Rows from a figure dataset
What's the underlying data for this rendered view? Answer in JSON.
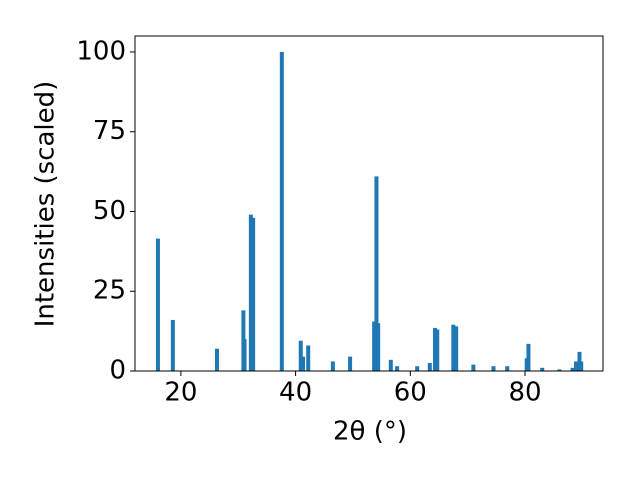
{
  "chart_data": {
    "type": "bar",
    "xlabel": "2θ (°)",
    "ylabel": "Intensities (scaled)",
    "x": [
      16.0,
      18.6,
      26.3,
      30.9,
      31.1,
      32.2,
      32.6,
      37.6,
      40.9,
      41.3,
      42.2,
      46.5,
      49.5,
      53.7,
      54.1,
      54.4,
      56.6,
      57.7,
      61.2,
      63.4,
      64.3,
      64.7,
      67.5,
      68.0,
      71.0,
      74.5,
      76.9,
      80.3,
      80.6,
      83.0,
      86.0,
      88.3,
      88.9,
      89.5,
      89.8
    ],
    "values": [
      41.5,
      16,
      7,
      19,
      10,
      49,
      48,
      100,
      9.5,
      4.5,
      8,
      3,
      4.5,
      15.5,
      61,
      15,
      3.5,
      1.5,
      1.5,
      2.5,
      13.5,
      13,
      14.5,
      14,
      2,
      1.5,
      1.5,
      4,
      8.5,
      1,
      0.5,
      1,
      3,
      6,
      3
    ],
    "color": "#1f77b4",
    "xlim": [
      12.0,
      93.6
    ],
    "ylim": [
      0,
      105
    ],
    "xticks": [
      20,
      40,
      60,
      80
    ],
    "yticks": [
      0,
      25,
      50,
      75,
      100
    ]
  }
}
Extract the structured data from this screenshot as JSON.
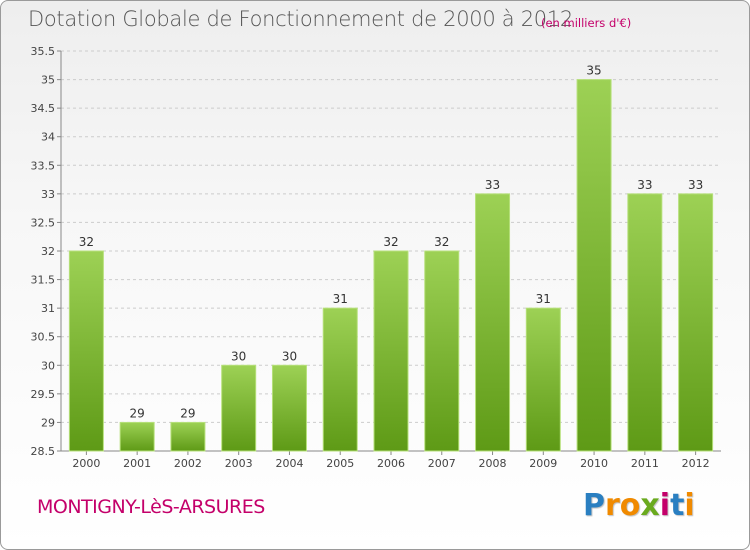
{
  "title": "Dotation Globale de Fonctionnement de 2000 à 2012",
  "unit_note": "(en milliers d'€)",
  "commune": "MONTIGNY-LèS-ARSURES",
  "brand": {
    "letters": [
      "P",
      "r",
      "o",
      "x",
      "i",
      "t",
      "i"
    ],
    "colors": [
      "#2a7fc1",
      "#f08a00",
      "#f08a00",
      "#6aaa1e",
      "#c4006a",
      "#2a7fc1",
      "#f08a00"
    ]
  },
  "colors": {
    "bar_top": "#9dd155",
    "bar_bottom": "#5e9a16",
    "accent": "#c4006a",
    "axis": "#888888",
    "grid": "#cccccc"
  },
  "chart_data": {
    "type": "bar",
    "title": "Dotation Globale de Fonctionnement de 2000 à 2012",
    "categories": [
      "2000",
      "2001",
      "2002",
      "2003",
      "2004",
      "2005",
      "2006",
      "2007",
      "2008",
      "2009",
      "2010",
      "2011",
      "2012"
    ],
    "values": [
      32,
      29,
      29,
      30,
      30,
      31,
      32,
      32,
      33,
      31,
      35,
      33,
      33
    ],
    "labels": [
      "32",
      "29",
      "29",
      "30",
      "30",
      "31",
      "32",
      "32",
      "33",
      "31",
      "35",
      "33",
      "33"
    ],
    "xlabel": "",
    "ylabel": "",
    "ylim": [
      28.5,
      35.5
    ],
    "yticks": [
      "28.5",
      "29",
      "29.5",
      "30",
      "30.5",
      "31",
      "31.5",
      "32",
      "32.5",
      "33",
      "33.5",
      "34",
      "34.5",
      "35",
      "35.5"
    ],
    "grid": "horizontal dashed"
  }
}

Objective:
Omit every picture while copying the listing above exactly.

Solution to this problem:
What's the underlying data for this rendered view? Answer in JSON.
{
  "chart_data": {
    "type": "bar",
    "xlabel": "2θ (°)",
    "ylabel": "Intensities (scaled)",
    "x": [
      16.0,
      18.6,
      26.3,
      30.9,
      31.1,
      32.2,
      32.6,
      37.6,
      40.9,
      41.3,
      42.2,
      46.5,
      49.5,
      53.7,
      54.1,
      54.4,
      56.6,
      57.7,
      61.2,
      63.4,
      64.3,
      64.7,
      67.5,
      68.0,
      71.0,
      74.5,
      76.9,
      80.3,
      80.6,
      83.0,
      86.0,
      88.3,
      88.9,
      89.5,
      89.8
    ],
    "values": [
      41.5,
      16,
      7,
      19,
      10,
      49,
      48,
      100,
      9.5,
      4.5,
      8,
      3,
      4.5,
      15.5,
      61,
      15,
      3.5,
      1.5,
      1.5,
      2.5,
      13.5,
      13,
      14.5,
      14,
      2,
      1.5,
      1.5,
      4,
      8.5,
      1,
      0.5,
      1,
      3,
      6,
      3
    ],
    "color": "#1f77b4",
    "xlim": [
      12.0,
      93.6
    ],
    "ylim": [
      0,
      105
    ],
    "xticks": [
      20,
      40,
      60,
      80
    ],
    "yticks": [
      0,
      25,
      50,
      75,
      100
    ]
  }
}
Extract the structured data from this screenshot as JSON.
{
  "title": "Dotation Globale de Fonctionnement de 2000 à 2012",
  "unit_note": "(en milliers d'€)",
  "commune": "MONTIGNY-LèS-ARSURES",
  "brand": {
    "letters": [
      "P",
      "r",
      "o",
      "x",
      "i",
      "t",
      "i"
    ],
    "colors": [
      "#2a7fc1",
      "#f08a00",
      "#f08a00",
      "#6aaa1e",
      "#c4006a",
      "#2a7fc1",
      "#f08a00"
    ]
  },
  "colors": {
    "bar_top": "#9dd155",
    "bar_bottom": "#5e9a16",
    "accent": "#c4006a",
    "axis": "#888888",
    "grid": "#cccccc"
  },
  "chart_data": {
    "type": "bar",
    "title": "Dotation Globale de Fonctionnement de 2000 à 2012",
    "categories": [
      "2000",
      "2001",
      "2002",
      "2003",
      "2004",
      "2005",
      "2006",
      "2007",
      "2008",
      "2009",
      "2010",
      "2011",
      "2012"
    ],
    "values": [
      32,
      29,
      29,
      30,
      30,
      31,
      32,
      32,
      33,
      31,
      35,
      33,
      33
    ],
    "labels": [
      "32",
      "29",
      "29",
      "30",
      "30",
      "31",
      "32",
      "32",
      "33",
      "31",
      "35",
      "33",
      "33"
    ],
    "xlabel": "",
    "ylabel": "",
    "ylim": [
      28.5,
      35.5
    ],
    "yticks": [
      "28.5",
      "29",
      "29.5",
      "30",
      "30.5",
      "31",
      "31.5",
      "32",
      "32.5",
      "33",
      "33.5",
      "34",
      "34.5",
      "35",
      "35.5"
    ],
    "grid": "horizontal dashed"
  }
}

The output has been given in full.